* Set exercise
Collect from the data below each line with "title".
⁂
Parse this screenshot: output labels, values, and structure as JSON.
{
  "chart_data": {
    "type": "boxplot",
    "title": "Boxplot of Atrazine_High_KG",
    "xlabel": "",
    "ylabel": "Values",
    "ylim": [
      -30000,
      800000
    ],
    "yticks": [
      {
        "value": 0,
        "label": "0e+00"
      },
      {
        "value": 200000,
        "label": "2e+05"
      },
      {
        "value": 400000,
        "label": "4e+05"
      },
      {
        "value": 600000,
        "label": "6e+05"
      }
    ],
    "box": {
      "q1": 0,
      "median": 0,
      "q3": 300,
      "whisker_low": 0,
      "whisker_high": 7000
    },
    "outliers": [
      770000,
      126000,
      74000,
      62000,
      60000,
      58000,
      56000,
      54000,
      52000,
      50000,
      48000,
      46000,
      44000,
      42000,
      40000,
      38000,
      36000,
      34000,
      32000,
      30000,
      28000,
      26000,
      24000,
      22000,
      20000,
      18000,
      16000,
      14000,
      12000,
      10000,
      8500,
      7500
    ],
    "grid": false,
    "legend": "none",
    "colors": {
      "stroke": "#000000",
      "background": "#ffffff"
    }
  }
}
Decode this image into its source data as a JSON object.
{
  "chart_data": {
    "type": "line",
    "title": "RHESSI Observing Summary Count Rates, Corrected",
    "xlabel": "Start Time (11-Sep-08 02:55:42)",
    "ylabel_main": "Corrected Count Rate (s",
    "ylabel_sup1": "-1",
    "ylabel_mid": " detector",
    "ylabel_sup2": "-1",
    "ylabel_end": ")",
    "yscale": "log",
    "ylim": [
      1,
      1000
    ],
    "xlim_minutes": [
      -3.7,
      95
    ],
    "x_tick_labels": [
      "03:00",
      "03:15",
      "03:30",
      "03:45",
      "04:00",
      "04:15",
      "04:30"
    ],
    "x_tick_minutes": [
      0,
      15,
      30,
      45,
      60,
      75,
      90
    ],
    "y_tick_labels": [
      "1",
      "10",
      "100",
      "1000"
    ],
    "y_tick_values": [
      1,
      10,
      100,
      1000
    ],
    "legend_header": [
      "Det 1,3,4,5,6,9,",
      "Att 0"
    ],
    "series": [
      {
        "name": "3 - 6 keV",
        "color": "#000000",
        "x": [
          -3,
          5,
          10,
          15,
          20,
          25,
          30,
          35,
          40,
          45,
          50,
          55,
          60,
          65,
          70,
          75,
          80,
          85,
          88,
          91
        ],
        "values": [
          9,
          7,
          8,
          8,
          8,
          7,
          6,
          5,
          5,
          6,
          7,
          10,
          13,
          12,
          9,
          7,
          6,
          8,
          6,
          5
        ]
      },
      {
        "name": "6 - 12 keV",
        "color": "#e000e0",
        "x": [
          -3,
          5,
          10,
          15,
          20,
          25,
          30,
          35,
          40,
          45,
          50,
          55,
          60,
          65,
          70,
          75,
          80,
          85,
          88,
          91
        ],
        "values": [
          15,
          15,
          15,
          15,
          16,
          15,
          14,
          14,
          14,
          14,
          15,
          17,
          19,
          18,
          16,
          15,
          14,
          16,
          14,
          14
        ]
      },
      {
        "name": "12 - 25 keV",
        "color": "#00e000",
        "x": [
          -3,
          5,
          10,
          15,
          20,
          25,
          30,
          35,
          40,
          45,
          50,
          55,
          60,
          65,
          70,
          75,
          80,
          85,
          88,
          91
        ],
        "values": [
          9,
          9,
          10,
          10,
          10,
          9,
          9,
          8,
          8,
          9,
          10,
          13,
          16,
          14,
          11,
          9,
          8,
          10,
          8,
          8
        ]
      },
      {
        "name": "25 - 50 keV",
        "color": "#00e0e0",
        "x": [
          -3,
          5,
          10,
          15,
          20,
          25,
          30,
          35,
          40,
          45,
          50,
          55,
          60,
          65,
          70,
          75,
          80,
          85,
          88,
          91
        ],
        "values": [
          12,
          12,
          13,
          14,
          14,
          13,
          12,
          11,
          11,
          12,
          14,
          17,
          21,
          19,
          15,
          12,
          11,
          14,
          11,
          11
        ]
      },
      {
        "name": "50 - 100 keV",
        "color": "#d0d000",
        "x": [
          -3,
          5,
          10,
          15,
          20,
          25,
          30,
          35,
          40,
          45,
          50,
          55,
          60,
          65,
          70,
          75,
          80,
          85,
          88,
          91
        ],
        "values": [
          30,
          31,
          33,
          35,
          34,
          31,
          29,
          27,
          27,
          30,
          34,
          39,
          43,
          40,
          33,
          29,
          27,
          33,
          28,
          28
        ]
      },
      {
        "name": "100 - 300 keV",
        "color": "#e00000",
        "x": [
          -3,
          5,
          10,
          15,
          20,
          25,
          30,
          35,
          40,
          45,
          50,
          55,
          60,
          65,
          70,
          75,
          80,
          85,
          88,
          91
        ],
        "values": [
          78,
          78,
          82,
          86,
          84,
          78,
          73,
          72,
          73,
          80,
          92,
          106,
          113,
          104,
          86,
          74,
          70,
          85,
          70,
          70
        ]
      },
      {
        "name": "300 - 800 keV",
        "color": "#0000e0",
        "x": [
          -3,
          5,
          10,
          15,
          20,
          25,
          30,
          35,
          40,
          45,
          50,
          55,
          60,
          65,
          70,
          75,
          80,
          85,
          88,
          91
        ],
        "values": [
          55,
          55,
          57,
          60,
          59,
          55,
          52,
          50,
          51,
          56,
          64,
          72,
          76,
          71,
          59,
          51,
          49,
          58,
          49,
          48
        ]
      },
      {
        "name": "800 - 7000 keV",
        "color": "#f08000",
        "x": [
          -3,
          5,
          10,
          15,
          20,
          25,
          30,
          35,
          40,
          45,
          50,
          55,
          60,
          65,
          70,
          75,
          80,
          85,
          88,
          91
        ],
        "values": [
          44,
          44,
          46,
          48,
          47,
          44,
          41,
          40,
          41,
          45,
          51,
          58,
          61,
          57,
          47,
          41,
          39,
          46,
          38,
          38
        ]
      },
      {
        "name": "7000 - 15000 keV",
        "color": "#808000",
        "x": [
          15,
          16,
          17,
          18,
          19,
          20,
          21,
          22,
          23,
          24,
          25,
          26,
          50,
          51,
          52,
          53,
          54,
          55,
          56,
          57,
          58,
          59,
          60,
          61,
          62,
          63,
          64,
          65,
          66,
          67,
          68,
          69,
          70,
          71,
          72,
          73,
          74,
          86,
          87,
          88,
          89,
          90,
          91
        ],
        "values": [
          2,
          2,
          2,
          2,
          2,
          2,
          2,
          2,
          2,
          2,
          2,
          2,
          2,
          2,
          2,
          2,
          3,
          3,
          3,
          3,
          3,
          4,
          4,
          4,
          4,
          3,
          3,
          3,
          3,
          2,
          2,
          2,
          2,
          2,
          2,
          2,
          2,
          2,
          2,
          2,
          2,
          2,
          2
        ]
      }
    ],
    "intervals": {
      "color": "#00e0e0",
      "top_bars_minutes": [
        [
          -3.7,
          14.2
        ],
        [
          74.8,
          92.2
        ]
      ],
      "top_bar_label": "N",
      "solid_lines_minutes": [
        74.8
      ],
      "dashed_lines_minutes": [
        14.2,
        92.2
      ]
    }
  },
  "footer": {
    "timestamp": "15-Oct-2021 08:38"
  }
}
⁂
* Problem solution
    "title": "Boxplot of Atrazine_High_KG",
    "title": "RHESSI Observing Summary Count Rates, Corrected",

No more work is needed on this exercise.